Single out each line with the word "ἐμαυτόν" and copy it.

▶ **RECORDS**

* start *

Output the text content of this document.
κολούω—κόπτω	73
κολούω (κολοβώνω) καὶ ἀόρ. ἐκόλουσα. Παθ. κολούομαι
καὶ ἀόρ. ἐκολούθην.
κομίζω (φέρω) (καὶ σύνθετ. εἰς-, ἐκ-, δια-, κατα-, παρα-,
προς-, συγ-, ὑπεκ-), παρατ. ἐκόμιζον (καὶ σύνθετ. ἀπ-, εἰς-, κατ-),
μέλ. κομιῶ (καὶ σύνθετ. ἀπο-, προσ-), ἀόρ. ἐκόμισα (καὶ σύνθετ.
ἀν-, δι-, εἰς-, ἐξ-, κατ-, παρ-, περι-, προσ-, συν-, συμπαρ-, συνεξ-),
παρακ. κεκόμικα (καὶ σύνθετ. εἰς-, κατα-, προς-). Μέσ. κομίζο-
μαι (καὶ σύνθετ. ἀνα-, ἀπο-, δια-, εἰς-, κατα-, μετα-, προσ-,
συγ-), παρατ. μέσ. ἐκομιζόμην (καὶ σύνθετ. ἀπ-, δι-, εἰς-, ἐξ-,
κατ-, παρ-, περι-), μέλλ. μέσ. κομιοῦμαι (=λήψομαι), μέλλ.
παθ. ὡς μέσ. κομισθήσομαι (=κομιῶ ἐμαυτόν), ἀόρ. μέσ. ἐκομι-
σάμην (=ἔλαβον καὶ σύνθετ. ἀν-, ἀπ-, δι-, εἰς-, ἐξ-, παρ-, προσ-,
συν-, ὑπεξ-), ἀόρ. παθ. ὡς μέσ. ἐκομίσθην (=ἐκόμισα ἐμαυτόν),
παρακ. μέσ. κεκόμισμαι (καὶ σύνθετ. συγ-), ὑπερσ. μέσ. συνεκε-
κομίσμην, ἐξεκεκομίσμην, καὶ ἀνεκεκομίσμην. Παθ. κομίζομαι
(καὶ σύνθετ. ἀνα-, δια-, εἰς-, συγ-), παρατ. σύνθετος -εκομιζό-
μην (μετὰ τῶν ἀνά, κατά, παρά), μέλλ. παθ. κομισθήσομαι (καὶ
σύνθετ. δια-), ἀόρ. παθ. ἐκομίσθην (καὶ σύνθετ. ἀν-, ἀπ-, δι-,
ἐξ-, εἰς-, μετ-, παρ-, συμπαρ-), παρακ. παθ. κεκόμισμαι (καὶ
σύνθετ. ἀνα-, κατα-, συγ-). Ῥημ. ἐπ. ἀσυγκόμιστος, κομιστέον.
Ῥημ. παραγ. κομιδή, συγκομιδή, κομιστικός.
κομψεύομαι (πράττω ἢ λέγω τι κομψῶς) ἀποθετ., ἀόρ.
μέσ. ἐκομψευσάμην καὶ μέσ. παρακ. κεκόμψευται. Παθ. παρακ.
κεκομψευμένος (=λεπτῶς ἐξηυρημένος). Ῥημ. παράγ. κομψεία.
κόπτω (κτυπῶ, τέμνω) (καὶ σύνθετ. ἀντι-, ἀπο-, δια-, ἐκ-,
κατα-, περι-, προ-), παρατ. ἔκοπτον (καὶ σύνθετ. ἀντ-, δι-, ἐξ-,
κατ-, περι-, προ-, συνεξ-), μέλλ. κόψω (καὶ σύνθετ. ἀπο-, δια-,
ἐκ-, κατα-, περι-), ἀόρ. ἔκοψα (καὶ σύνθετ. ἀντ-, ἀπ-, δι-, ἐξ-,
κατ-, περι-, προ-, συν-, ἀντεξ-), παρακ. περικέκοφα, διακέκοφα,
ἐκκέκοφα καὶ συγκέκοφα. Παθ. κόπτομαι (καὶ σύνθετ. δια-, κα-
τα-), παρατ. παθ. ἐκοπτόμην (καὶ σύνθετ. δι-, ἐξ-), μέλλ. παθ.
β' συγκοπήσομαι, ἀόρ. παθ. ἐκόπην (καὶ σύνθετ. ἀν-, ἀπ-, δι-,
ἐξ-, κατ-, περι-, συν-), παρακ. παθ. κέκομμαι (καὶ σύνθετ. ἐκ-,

* end *

▶ **SOLUTION FOR THIS EXERCISE**
παθ. ὡς μέσ. κομισθήσομαι (=κομιῶ ἐμαυτόν), ἀόρ. μέσ. ἐκομι-
συν-, ὑπεξ-), ἀόρ. παθ. ὡς μέσ. ἐκομίσθην (=ἐκόμισα ἐμαυτόν),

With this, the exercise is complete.